Work order:
Show each line of the records below where the word "xlabel" occurs.
----- Data listing
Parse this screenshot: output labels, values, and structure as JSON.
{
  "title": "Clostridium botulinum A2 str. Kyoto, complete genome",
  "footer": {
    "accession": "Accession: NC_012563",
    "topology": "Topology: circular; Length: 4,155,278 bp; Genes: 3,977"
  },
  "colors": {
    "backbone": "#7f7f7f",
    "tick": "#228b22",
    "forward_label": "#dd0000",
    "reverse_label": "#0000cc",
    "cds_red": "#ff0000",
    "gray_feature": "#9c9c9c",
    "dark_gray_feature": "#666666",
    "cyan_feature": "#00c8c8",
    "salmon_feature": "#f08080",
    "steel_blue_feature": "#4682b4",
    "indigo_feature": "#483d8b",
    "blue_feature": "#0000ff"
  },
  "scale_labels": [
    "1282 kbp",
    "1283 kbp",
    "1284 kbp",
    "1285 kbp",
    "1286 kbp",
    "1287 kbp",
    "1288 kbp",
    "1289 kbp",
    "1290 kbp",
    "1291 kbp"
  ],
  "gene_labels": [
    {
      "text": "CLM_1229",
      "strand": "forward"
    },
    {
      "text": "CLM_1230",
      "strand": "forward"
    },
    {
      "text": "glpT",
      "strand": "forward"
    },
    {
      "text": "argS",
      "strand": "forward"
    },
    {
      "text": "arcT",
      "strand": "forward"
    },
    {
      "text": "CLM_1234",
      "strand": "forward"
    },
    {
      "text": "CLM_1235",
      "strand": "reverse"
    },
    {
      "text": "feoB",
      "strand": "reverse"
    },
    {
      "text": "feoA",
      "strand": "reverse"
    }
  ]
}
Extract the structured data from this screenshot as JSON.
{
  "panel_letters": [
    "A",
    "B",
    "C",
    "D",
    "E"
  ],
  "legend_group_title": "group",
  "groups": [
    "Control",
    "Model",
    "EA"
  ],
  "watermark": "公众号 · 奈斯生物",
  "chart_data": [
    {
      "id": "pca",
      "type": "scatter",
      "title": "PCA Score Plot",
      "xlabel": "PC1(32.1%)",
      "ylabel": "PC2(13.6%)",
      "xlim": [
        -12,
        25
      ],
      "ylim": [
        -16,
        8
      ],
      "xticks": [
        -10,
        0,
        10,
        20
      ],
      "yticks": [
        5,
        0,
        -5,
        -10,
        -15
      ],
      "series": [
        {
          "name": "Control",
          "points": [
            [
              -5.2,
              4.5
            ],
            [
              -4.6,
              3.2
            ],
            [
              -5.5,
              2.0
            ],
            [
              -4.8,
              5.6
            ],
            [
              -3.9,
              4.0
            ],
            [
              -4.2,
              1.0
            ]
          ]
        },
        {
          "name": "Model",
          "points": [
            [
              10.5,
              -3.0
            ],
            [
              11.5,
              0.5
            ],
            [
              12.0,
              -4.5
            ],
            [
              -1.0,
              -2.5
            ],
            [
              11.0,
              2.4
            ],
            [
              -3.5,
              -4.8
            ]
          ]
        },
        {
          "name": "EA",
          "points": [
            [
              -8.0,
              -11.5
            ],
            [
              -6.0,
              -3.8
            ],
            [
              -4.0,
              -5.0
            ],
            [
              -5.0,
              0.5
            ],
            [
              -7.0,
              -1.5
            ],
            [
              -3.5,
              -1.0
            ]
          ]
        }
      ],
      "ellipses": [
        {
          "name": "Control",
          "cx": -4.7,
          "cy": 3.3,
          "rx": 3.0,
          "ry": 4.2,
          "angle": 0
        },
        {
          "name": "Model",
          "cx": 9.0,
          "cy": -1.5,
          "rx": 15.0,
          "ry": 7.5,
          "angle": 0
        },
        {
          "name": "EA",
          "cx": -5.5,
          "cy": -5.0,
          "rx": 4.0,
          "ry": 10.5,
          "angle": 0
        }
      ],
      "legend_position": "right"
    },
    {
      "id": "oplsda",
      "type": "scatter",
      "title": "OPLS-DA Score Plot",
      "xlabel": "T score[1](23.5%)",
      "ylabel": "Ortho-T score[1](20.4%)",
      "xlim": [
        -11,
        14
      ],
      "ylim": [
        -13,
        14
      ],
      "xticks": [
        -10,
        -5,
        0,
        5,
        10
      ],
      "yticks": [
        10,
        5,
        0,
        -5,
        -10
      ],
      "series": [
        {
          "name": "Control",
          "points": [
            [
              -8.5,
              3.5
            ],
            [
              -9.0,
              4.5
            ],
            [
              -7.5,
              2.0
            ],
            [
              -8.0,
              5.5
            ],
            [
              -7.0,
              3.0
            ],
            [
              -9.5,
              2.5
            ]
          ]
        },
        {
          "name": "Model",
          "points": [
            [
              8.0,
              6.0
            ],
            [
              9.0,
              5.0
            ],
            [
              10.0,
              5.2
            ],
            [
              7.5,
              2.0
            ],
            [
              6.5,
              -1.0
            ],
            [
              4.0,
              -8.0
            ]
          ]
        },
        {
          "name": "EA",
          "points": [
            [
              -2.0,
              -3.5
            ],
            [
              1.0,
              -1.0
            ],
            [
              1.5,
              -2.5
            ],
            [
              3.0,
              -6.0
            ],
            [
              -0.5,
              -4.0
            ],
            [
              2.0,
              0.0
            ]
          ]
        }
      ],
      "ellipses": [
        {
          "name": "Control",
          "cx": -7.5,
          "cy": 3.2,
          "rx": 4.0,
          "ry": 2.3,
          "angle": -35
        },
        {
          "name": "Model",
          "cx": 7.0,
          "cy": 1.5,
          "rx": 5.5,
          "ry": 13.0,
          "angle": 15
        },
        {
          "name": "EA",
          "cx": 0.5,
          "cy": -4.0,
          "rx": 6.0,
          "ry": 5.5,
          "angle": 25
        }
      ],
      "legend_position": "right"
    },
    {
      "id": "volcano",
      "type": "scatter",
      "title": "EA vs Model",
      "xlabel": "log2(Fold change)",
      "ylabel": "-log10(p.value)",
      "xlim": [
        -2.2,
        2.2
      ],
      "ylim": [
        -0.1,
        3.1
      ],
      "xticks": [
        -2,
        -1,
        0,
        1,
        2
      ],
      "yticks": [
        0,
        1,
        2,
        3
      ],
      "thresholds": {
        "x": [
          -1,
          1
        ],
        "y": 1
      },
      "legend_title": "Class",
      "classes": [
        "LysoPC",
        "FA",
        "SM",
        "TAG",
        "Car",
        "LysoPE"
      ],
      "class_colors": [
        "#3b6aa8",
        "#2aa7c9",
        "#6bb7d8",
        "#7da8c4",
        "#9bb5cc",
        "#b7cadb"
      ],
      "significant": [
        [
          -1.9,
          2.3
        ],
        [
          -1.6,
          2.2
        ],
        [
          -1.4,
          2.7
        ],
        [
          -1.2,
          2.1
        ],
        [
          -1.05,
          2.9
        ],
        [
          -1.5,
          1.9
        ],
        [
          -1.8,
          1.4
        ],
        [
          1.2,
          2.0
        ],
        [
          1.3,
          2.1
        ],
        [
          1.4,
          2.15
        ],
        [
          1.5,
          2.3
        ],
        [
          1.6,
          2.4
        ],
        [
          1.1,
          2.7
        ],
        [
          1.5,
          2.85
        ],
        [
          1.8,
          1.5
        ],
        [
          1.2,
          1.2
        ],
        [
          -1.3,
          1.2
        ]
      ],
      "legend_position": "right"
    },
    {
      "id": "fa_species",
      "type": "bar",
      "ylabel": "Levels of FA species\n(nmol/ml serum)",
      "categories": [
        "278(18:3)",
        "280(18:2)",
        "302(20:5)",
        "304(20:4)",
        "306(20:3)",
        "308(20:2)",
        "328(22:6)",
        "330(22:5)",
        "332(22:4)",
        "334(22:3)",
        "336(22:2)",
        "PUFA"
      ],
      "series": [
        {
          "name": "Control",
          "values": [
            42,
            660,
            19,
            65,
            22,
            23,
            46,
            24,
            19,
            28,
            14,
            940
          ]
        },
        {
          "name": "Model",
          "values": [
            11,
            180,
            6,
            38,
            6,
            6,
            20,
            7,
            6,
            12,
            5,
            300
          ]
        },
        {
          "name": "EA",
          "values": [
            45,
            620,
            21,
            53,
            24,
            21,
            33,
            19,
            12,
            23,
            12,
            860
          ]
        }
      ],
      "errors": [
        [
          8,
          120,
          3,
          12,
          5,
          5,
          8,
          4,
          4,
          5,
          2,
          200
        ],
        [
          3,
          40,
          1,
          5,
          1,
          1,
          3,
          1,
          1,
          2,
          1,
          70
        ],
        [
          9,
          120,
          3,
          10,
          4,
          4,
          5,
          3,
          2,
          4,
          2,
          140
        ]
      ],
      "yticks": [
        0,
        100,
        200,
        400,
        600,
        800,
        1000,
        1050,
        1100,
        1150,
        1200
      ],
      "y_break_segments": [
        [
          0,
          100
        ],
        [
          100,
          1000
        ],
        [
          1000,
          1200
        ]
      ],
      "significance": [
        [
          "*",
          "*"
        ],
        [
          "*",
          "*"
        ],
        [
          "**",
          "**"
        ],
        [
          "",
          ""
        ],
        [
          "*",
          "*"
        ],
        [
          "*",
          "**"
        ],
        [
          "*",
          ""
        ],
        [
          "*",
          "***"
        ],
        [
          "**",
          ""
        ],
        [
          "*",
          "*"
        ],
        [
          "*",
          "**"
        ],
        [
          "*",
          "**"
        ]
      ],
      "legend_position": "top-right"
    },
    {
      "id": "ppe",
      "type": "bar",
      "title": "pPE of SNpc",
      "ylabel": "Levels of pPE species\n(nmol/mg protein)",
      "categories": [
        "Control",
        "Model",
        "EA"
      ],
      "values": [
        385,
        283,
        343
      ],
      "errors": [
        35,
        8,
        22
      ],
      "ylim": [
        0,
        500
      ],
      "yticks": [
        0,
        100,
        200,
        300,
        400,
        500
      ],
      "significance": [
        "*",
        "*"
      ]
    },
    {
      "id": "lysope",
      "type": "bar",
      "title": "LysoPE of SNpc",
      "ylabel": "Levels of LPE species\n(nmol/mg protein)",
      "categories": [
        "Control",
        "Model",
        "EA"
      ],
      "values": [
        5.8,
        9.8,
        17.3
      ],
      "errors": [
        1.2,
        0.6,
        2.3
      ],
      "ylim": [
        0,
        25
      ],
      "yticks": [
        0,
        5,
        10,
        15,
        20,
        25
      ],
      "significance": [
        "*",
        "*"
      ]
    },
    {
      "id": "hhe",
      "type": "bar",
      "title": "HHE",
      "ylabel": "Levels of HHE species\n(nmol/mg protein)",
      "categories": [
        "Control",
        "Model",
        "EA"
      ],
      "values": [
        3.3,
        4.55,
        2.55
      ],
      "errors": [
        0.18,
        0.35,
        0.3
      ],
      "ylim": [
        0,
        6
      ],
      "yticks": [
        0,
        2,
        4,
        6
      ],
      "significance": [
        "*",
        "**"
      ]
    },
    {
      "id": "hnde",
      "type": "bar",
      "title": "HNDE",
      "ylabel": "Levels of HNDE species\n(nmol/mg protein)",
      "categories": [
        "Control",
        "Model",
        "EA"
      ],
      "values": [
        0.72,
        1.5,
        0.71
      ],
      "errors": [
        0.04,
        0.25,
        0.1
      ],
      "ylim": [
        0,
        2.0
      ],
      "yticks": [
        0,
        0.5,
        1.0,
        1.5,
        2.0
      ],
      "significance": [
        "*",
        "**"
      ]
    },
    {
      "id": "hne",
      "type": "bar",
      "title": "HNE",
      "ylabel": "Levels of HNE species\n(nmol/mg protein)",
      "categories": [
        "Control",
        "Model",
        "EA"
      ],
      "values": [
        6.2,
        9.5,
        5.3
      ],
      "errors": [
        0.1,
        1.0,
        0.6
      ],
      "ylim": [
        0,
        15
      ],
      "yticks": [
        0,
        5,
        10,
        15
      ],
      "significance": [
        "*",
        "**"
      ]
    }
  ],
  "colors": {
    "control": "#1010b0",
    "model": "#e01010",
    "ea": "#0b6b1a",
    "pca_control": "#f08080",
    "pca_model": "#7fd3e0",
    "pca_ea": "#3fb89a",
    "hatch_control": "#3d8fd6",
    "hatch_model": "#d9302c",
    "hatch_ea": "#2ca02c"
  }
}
----------
Exercise response:
      "xlabel": "PC1(32.1%)",
      "xlabel": "T score[1](23.5%)",
      "xlabel": "log2(Fold change)",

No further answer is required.